** Begin Extracted information **
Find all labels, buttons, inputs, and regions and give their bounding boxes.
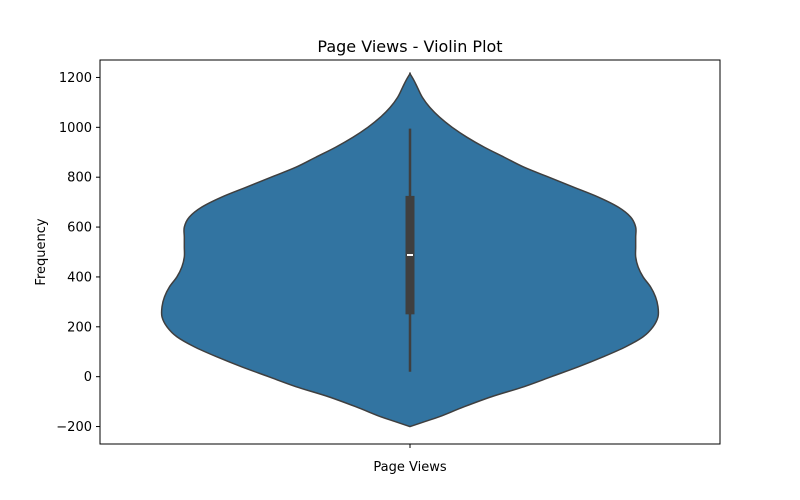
y-tick-label: −200 xyxy=(56,420,92,435)
y-tick-label: 400 xyxy=(67,270,92,285)
y-tick-label: 200 xyxy=(67,320,92,335)
y-tick-label: 0 xyxy=(84,370,92,385)
y-tick-label: 800 xyxy=(67,171,92,186)
y-tick-label: 600 xyxy=(67,221,92,236)
y-tick-label: 1000 xyxy=(59,121,92,136)
y-axis-label: Frequency xyxy=(34,218,49,285)
y-tick-label: 1200 xyxy=(59,71,92,86)
x-tick-label: Page Views xyxy=(373,460,446,475)
chart-title: Page Views - Violin Plot xyxy=(317,37,502,56)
** End Extracted information **
▶ **What the task asks**:
Update every row above by changing each "y-tick-label" to "y-axis-tick" and leaving the rest as it stands. Leave the picture out of your answer.

▶ **Result below**:
Find all labels, buttons, inputs, and regions and give their bounding boxes.
y-axis-tick: −200 xyxy=(56,420,92,435)
y-axis-tick: 400 xyxy=(67,270,92,285)
y-axis-tick: 200 xyxy=(67,320,92,335)
y-axis-tick: 0 xyxy=(84,370,92,385)
y-axis-tick: 800 xyxy=(67,171,92,186)
y-axis-tick: 600 xyxy=(67,221,92,236)
y-axis-tick: 1000 xyxy=(59,121,92,136)
y-axis-label: Frequency xyxy=(34,218,49,285)
y-axis-tick: 1200 xyxy=(59,71,92,86)
x-tick-label: Page Views xyxy=(373,460,446,475)
chart-title: Page Views - Violin Plot xyxy=(317,37,502,56)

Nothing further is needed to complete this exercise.